PROBLEM STATEMENT: Reproduce the listing that follows with no differences at all.

▬▬▬▬▬▬

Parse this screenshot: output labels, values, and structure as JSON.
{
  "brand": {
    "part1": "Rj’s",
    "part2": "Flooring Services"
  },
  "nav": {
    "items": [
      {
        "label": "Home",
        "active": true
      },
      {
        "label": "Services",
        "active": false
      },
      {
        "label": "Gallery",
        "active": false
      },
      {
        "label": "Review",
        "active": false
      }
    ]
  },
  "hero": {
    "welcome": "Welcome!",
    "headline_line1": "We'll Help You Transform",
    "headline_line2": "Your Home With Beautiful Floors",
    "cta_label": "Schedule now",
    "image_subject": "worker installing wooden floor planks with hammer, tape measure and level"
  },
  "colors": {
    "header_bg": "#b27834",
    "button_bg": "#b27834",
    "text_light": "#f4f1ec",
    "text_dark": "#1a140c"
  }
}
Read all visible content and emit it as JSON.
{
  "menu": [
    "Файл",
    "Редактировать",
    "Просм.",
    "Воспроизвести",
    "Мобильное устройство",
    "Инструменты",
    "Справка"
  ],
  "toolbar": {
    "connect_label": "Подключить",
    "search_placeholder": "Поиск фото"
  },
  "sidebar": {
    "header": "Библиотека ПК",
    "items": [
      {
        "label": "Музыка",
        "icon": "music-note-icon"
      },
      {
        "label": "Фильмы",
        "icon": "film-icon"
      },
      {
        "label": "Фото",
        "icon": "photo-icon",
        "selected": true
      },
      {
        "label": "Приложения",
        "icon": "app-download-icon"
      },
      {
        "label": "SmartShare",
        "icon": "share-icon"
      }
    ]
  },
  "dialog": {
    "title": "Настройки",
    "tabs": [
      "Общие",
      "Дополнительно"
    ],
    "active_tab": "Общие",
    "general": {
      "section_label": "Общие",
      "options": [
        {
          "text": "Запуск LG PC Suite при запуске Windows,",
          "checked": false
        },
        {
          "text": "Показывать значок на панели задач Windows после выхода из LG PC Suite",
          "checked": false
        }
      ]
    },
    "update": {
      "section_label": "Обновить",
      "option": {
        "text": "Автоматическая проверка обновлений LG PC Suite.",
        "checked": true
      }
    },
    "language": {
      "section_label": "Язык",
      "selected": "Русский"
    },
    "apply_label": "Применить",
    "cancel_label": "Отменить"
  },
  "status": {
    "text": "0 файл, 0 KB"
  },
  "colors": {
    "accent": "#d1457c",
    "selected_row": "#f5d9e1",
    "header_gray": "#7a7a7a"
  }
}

▬▬▬▬▬▬

COMPLETED EXERCISE:
Parse this screenshot: output labels, values, and structure as JSON.
{
  "brand": {
    "part1": "Rj’s",
    "part2": "Flooring Services"
  },
  "nav": {
    "items": [
      {
        "label": "Home",
        "active": true
      },
      {
        "label": "Services",
        "active": false
      },
      {
        "label": "Gallery",
        "active": false
      },
      {
        "label": "Review",
        "active": false
      }
    ]
  },
  "hero": {
    "welcome": "Welcome!",
    "headline_line1": "We'll Help You Transform",
    "headline_line2": "Your Home With Beautiful Floors",
    "cta_label": "Schedule now",
    "image_subject": "worker installing wooden floor planks with hammer, tape measure and level"
  },
  "colors": {
    "header_bg": "#b27834",
    "button_bg": "#b27834",
    "text_light": "#f4f1ec",
    "text_dark": "#1a140c"
  }
}
Read all visible content and emit it as JSON.
{
  "menu": [
    "Файл",
    "Редактировать",
    "Просм.",
    "Воспроизвести",
    "Мобильное устройство",
    "Инструменты",
    "Справка"
  ],
  "toolbar": {
    "connect_label": "Подключить",
    "search_placeholder": "Поиск фото"
  },
  "sidebar": {
    "header": "Библиотека ПК",
    "items": [
      {
        "label": "Музыка",
        "icon": "music-note-icon"
      },
      {
        "label": "Фильмы",
        "icon": "film-icon"
      },
      {
        "label": "Фото",
        "icon": "photo-icon",
        "selected": true
      },
      {
        "label": "Приложения",
        "icon": "app-download-icon"
      },
      {
        "label": "SmartShare",
        "icon": "share-icon"
      }
    ]
  },
  "dialog": {
    "title": "Настройки",
    "tabs": [
      "Общие",
      "Дополнительно"
    ],
    "active_tab": "Общие",
    "general": {
      "section_label": "Общие",
      "options": [
        {
          "text": "Запуск LG PC Suite при запуске Windows,",
          "checked": false
        },
        {
          "text": "Показывать значок на панели задач Windows после выхода из LG PC Suite",
          "checked": false
        }
      ]
    },
    "update": {
      "section_label": "Обновить",
      "option": {
        "text": "Автоматическая проверка обновлений LG PC Suite.",
        "checked": true
      }
    },
    "language": {
      "section_label": "Язык",
      "selected": "Русский"
    },
    "apply_label": "Применить",
    "cancel_label": "Отменить"
  },
  "status": {
    "text": "0 файл, 0 KB"
  },
  "colors": {
    "accent": "#d1457c",
    "selected_row": "#f5d9e1",
    "header_gray": "#7a7a7a"
  }
}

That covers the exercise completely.